* **Data excerpts**:
— begin —
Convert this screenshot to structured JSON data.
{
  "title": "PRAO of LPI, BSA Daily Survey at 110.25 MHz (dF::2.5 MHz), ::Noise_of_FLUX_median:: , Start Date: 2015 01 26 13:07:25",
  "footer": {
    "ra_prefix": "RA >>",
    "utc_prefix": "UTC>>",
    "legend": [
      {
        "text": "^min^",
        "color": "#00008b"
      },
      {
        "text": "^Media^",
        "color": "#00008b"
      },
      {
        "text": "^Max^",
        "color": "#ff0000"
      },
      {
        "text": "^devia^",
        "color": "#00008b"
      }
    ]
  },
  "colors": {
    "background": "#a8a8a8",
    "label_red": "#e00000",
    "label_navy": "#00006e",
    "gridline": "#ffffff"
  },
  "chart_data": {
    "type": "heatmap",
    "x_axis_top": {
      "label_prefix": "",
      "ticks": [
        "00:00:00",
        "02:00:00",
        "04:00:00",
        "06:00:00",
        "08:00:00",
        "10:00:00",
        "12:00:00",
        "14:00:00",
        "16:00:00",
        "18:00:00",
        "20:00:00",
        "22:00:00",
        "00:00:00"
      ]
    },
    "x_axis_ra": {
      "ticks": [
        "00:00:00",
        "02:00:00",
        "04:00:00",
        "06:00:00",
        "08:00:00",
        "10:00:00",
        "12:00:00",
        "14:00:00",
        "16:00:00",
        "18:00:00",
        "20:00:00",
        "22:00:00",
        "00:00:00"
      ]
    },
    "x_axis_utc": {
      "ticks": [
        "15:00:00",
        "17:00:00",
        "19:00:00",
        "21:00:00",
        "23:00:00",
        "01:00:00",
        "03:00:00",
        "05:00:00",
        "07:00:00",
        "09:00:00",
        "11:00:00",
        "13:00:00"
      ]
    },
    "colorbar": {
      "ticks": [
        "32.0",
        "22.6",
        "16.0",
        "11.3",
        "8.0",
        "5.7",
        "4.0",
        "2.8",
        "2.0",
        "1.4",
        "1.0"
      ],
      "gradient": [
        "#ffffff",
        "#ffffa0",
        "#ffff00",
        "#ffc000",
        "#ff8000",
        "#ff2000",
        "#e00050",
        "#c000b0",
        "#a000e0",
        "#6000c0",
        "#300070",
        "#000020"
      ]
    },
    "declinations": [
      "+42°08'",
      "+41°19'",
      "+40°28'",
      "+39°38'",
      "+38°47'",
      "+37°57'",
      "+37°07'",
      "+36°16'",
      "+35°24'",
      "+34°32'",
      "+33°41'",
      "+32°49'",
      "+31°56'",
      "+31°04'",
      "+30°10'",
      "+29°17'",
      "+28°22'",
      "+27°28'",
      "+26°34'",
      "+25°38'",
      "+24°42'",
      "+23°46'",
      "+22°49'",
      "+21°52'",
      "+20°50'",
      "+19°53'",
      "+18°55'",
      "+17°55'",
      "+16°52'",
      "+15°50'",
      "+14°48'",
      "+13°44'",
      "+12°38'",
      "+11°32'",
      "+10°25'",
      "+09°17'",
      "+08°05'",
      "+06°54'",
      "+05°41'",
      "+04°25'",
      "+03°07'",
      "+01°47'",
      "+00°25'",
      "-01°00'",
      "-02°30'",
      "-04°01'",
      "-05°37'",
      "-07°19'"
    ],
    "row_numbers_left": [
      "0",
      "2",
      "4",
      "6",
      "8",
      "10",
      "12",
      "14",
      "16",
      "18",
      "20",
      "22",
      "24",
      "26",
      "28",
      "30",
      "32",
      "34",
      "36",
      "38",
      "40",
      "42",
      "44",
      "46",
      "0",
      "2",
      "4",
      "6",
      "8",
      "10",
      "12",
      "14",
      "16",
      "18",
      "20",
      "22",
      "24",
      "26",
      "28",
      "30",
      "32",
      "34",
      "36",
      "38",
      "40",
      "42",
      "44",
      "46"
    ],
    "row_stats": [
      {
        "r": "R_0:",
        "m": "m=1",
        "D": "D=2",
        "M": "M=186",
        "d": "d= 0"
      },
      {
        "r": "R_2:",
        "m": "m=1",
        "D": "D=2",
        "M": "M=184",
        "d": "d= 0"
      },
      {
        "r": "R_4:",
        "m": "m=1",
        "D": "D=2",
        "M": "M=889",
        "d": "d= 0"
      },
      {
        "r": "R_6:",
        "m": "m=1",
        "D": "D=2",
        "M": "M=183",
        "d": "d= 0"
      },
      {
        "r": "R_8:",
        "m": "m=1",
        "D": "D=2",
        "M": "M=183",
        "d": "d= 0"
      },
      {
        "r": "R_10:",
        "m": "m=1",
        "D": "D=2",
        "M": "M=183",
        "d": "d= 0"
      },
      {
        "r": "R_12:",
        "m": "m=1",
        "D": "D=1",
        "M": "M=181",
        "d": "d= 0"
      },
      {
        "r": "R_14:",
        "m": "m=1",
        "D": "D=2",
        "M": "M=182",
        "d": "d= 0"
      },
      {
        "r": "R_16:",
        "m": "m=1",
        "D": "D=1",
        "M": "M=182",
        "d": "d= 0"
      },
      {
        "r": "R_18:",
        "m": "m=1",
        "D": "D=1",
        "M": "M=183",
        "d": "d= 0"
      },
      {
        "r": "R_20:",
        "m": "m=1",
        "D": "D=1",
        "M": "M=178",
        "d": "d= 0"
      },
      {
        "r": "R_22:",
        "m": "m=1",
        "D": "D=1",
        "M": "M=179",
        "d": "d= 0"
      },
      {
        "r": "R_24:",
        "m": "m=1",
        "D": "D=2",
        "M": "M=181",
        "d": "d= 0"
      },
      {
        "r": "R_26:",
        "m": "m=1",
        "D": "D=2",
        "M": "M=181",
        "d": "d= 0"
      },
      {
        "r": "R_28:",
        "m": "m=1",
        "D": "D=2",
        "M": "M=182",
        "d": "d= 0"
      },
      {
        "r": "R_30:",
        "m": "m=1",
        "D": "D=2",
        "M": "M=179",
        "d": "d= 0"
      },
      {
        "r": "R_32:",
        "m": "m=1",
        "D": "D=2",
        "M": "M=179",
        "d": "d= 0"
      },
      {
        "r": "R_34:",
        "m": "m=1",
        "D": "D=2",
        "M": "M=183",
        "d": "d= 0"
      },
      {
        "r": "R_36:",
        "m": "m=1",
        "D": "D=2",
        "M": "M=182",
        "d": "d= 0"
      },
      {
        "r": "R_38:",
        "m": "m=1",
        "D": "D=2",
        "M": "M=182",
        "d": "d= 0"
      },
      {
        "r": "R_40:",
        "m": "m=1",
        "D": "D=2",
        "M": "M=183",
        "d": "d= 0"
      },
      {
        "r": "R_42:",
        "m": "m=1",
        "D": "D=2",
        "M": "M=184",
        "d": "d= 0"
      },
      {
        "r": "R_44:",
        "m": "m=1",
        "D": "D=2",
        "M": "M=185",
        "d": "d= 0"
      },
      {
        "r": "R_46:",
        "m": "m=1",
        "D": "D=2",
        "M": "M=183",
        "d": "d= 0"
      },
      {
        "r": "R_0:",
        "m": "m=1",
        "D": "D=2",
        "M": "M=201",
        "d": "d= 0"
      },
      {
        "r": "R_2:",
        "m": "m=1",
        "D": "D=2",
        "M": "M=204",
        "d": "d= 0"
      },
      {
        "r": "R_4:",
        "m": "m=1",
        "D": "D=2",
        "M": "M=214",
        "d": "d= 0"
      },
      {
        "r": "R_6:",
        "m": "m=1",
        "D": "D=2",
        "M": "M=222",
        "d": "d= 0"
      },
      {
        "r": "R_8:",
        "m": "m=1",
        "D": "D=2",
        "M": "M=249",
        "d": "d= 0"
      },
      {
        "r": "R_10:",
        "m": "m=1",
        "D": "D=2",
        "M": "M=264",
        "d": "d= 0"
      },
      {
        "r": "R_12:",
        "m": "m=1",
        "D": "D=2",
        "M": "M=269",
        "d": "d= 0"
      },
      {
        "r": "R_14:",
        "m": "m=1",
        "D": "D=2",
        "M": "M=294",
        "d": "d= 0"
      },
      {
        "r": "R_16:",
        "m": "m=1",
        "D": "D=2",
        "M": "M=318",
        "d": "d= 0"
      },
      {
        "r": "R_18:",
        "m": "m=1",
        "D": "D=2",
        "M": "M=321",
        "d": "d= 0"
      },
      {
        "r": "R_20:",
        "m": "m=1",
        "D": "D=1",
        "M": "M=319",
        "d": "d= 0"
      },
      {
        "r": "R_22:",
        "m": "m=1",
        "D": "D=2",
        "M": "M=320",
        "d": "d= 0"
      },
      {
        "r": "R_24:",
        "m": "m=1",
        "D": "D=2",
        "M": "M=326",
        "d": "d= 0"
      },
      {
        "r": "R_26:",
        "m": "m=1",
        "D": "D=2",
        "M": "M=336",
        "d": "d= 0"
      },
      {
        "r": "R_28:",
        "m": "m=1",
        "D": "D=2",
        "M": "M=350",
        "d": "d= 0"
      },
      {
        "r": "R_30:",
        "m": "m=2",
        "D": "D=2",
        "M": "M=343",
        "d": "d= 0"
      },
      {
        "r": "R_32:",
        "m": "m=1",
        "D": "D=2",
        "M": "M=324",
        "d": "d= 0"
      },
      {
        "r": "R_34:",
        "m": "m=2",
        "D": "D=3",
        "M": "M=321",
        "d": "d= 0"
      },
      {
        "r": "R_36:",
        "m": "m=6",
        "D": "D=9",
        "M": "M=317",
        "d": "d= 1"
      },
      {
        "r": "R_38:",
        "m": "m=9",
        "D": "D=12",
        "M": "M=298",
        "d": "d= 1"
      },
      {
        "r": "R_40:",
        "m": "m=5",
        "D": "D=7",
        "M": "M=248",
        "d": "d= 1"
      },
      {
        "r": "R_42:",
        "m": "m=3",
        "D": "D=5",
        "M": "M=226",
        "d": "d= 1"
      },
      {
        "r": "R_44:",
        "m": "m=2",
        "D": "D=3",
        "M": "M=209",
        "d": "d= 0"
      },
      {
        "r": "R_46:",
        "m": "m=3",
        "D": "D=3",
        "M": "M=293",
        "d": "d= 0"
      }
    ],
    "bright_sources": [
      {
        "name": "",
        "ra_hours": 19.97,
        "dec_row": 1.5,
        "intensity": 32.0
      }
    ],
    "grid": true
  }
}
— end —
* **Requirement**: Copy, from the material above, each line in which the string "text" occurs.

* **Reply to the exercise**:
        "text": "^min^",
        "text": "^Media^",
        "text": "^Max^",
        "text": "^devia^",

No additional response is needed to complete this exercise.